(Collection entries)
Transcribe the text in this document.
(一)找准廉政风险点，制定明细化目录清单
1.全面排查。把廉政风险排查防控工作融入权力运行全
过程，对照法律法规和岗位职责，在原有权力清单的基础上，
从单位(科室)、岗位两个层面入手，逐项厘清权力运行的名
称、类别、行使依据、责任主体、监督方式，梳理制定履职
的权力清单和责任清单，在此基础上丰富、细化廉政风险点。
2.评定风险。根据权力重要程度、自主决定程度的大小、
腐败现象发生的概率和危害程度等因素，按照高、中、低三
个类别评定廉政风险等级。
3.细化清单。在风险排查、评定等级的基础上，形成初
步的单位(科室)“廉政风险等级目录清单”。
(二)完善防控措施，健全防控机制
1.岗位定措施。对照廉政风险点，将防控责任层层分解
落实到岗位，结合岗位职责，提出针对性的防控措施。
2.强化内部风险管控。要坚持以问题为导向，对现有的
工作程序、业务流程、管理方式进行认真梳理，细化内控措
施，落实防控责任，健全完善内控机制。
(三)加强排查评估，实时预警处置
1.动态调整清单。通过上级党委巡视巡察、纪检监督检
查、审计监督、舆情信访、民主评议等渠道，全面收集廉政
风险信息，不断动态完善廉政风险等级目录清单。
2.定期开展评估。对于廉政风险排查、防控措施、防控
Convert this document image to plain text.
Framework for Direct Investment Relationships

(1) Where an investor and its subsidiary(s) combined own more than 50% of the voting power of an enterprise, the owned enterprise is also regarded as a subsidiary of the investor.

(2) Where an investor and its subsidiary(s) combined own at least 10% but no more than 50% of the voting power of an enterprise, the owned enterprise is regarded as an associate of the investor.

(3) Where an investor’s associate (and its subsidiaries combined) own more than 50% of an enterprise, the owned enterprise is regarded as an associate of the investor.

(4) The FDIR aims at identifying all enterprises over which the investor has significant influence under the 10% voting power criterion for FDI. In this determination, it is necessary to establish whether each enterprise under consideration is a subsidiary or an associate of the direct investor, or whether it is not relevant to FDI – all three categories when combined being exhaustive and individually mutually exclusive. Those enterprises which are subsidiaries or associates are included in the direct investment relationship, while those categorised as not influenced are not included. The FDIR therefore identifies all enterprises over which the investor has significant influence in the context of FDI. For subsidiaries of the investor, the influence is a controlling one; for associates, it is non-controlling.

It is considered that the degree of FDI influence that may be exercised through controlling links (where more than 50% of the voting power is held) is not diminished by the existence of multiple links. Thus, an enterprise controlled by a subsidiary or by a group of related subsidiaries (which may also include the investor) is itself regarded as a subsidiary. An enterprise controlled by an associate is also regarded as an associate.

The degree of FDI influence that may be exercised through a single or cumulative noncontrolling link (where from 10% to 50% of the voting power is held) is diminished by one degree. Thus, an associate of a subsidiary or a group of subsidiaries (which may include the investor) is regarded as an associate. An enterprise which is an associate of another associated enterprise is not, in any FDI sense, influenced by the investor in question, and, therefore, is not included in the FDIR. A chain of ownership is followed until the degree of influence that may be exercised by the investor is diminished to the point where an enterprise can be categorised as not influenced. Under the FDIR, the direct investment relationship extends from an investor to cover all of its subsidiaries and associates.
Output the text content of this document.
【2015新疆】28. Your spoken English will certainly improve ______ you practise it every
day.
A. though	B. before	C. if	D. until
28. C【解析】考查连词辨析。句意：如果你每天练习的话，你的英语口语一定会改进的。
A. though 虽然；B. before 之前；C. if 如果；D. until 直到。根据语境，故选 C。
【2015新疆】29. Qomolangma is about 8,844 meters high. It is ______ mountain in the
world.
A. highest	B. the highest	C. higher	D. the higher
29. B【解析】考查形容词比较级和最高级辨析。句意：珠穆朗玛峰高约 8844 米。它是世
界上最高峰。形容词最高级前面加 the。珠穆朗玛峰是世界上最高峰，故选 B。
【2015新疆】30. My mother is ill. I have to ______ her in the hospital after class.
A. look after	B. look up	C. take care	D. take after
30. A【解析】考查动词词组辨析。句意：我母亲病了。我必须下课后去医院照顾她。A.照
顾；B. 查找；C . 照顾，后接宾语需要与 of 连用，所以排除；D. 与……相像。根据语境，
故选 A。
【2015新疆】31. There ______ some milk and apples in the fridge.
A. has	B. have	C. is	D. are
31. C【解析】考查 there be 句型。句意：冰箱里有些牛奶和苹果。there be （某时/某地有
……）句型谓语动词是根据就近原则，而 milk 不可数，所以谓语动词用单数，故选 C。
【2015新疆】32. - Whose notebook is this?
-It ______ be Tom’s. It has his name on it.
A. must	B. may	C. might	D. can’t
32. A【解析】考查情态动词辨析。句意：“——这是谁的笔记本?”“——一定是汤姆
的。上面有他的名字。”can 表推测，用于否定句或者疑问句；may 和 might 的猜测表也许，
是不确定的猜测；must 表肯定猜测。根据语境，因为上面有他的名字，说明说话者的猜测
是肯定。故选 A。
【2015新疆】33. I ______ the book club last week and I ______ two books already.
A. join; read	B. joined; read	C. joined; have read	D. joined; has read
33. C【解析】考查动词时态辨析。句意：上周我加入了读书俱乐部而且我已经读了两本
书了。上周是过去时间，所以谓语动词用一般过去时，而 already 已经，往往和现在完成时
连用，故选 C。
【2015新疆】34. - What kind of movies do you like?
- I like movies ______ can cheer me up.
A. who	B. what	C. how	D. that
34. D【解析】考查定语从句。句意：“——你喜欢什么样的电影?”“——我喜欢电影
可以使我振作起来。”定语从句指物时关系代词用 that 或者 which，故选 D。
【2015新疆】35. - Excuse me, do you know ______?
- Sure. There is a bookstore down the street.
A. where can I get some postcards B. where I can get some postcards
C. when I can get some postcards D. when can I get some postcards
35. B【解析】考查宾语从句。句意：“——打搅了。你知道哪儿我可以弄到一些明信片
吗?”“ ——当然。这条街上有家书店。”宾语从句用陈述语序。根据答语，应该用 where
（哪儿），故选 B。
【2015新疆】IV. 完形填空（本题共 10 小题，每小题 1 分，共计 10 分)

*BRIEF*
Report only a number: how many lines in the material above contain the string "though".

*RESPONSE TO THE EXERCISE*
2